Task statement:
Search the entries below. Return every line that has "document" in it.

Records supplied:
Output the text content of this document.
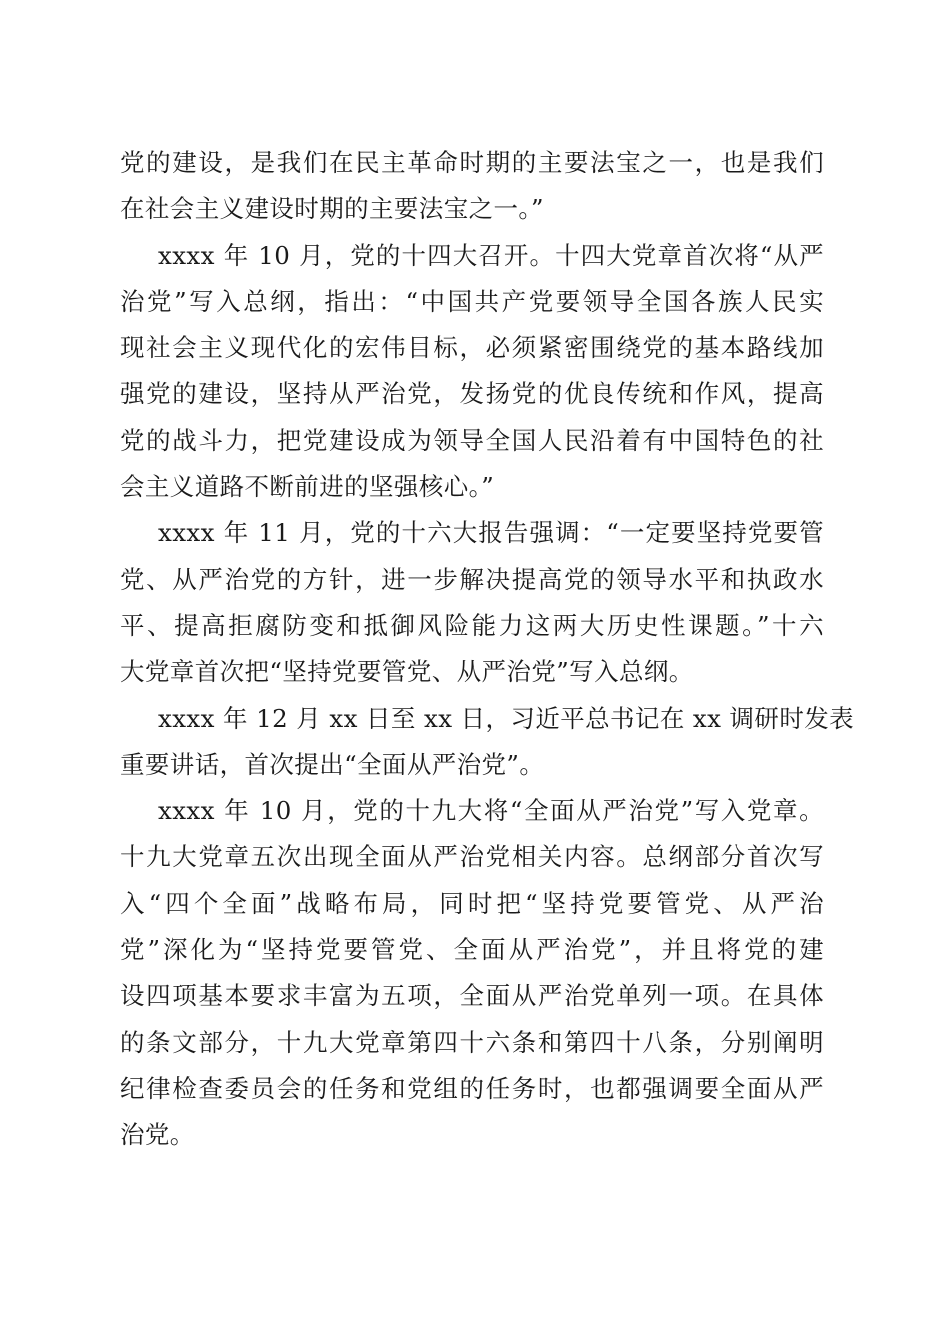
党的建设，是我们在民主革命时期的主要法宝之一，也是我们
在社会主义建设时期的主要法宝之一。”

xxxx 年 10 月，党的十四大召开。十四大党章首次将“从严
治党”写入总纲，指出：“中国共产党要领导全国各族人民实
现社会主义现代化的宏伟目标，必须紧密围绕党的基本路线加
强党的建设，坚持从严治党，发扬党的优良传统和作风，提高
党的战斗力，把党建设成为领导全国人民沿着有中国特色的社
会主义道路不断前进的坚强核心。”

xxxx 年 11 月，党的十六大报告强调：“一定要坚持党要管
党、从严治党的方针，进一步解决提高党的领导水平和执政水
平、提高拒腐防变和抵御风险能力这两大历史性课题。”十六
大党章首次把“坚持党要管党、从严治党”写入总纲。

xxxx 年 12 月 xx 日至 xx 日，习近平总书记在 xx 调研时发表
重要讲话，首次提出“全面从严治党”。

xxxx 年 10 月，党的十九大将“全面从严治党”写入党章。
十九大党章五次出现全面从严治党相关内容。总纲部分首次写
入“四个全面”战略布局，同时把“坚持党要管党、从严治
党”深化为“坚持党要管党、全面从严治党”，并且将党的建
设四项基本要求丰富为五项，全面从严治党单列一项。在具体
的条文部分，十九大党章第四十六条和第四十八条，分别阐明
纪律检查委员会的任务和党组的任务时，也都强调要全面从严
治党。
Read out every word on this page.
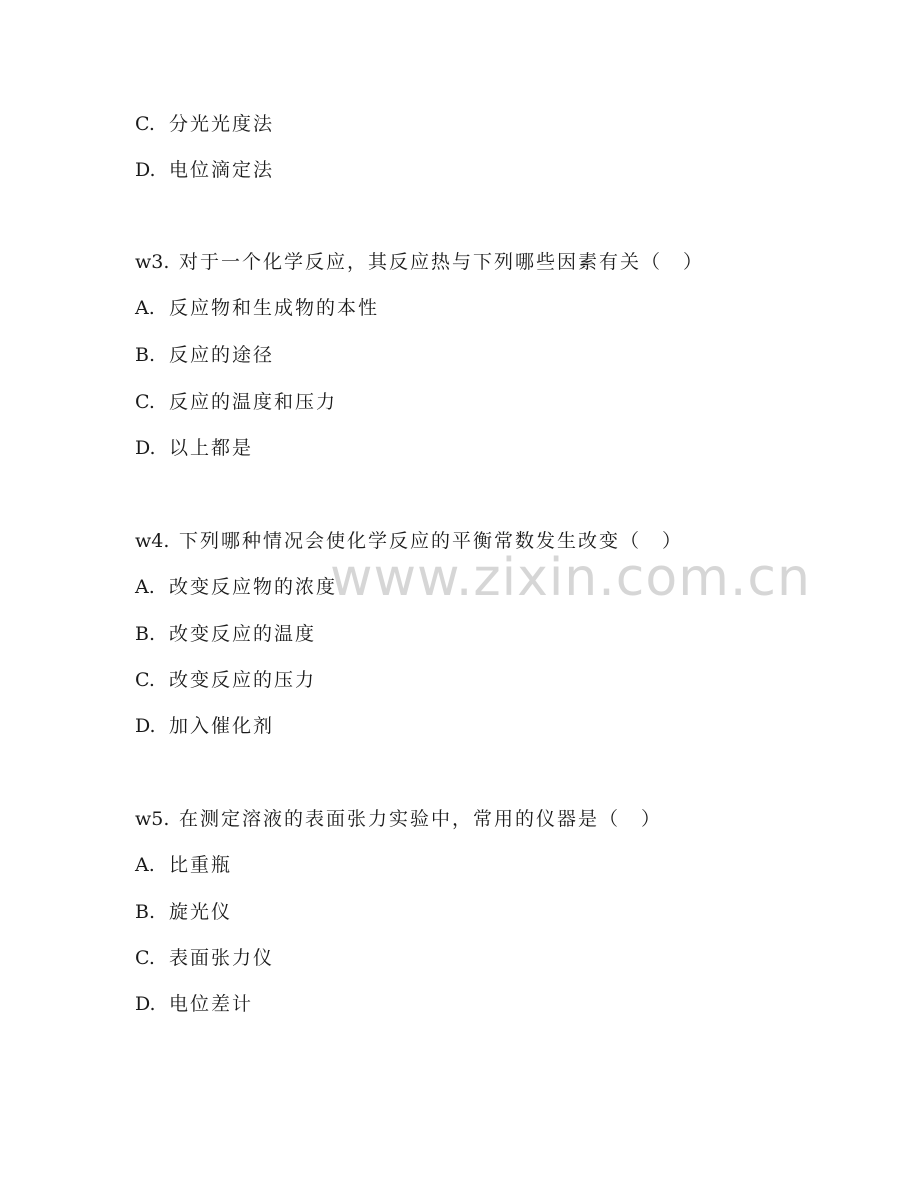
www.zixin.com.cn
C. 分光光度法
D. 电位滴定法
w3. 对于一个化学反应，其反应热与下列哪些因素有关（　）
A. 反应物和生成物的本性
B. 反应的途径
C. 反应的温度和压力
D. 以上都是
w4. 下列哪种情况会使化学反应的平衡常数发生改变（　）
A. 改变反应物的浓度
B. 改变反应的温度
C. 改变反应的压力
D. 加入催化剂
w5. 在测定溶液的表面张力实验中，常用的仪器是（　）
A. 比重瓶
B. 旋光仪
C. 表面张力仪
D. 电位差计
==
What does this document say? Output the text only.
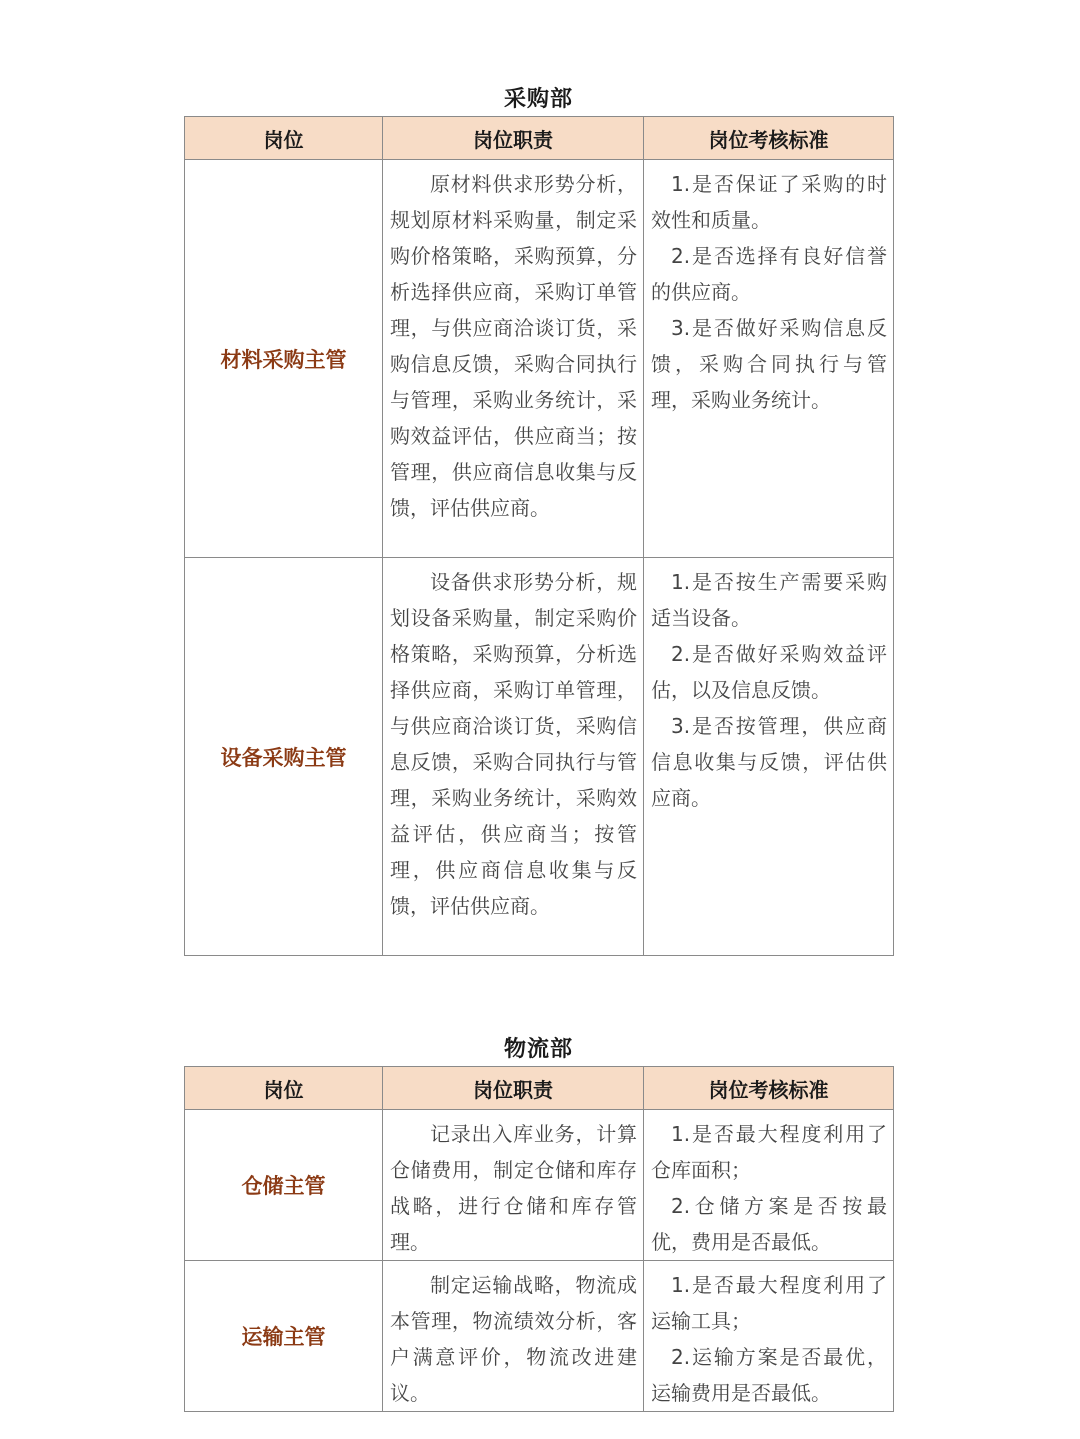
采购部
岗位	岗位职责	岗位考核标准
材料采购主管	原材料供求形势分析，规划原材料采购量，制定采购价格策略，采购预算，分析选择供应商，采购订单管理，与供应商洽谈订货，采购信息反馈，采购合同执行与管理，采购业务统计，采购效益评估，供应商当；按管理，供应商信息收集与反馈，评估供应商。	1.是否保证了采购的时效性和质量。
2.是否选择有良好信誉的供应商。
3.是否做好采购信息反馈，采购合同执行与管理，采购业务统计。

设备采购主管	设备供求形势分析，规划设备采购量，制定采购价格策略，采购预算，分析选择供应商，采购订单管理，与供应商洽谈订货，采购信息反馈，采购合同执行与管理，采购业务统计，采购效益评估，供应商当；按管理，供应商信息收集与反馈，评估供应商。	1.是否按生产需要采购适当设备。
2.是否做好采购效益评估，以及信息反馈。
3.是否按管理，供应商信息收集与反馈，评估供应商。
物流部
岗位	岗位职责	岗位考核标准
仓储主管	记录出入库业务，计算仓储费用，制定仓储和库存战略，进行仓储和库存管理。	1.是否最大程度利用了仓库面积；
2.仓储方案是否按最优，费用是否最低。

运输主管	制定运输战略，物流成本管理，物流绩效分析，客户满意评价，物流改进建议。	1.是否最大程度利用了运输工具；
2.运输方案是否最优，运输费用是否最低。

Expected answer:
Output the text content of this document.
What does this document say? Output the text only.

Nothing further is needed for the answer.